§ EXERCISE: Reproduce the lines of the records below, starting with the line that has "staticText: S I G N U P bbox=[156, 192, 352, 240]" and stopping after the line that has "button[interactable]: S I", with both of those lines included.

§ DATASET RECORDS:

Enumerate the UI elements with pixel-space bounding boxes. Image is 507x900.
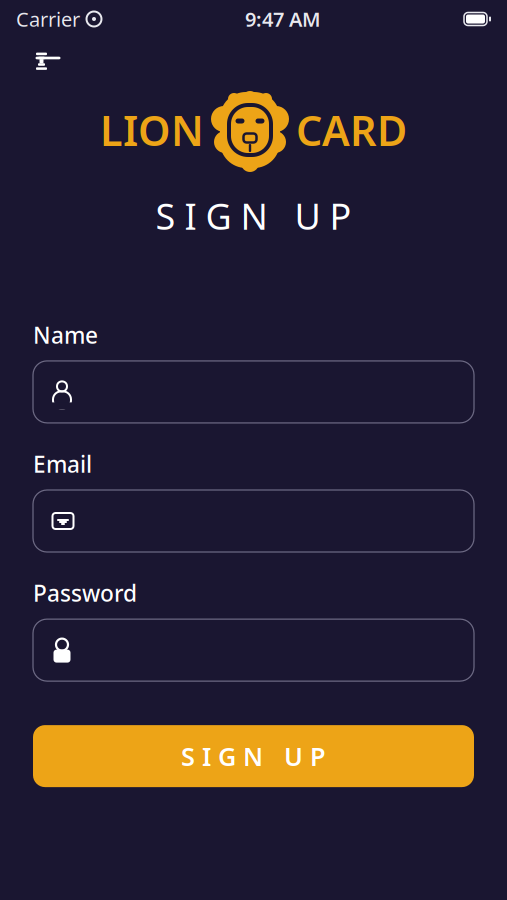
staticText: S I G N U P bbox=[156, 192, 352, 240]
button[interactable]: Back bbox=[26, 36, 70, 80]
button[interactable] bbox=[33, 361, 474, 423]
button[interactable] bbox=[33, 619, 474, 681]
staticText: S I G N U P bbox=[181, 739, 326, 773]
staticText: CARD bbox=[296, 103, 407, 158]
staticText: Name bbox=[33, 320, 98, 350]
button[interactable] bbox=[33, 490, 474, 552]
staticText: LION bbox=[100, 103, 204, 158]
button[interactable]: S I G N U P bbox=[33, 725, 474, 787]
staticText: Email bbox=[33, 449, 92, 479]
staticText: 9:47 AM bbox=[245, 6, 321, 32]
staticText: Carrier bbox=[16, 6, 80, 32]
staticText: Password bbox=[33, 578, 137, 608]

§ TASK ANSWER:
staticText: S I G N U P bbox=[156, 192, 352, 240]
button[interactable]: Back bbox=[26, 36, 70, 80]
button[interactable] bbox=[33, 361, 474, 423]
button[interactable] bbox=[33, 619, 474, 681]
staticText: S I G N U P bbox=[181, 739, 326, 773]
staticText: CARD bbox=[296, 103, 407, 158]
staticText: Name bbox=[33, 320, 98, 350]
button[interactable] bbox=[33, 490, 474, 552]
staticText: LION bbox=[100, 103, 204, 158]
button[interactable]: S I G N U P bbox=[33, 725, 474, 787]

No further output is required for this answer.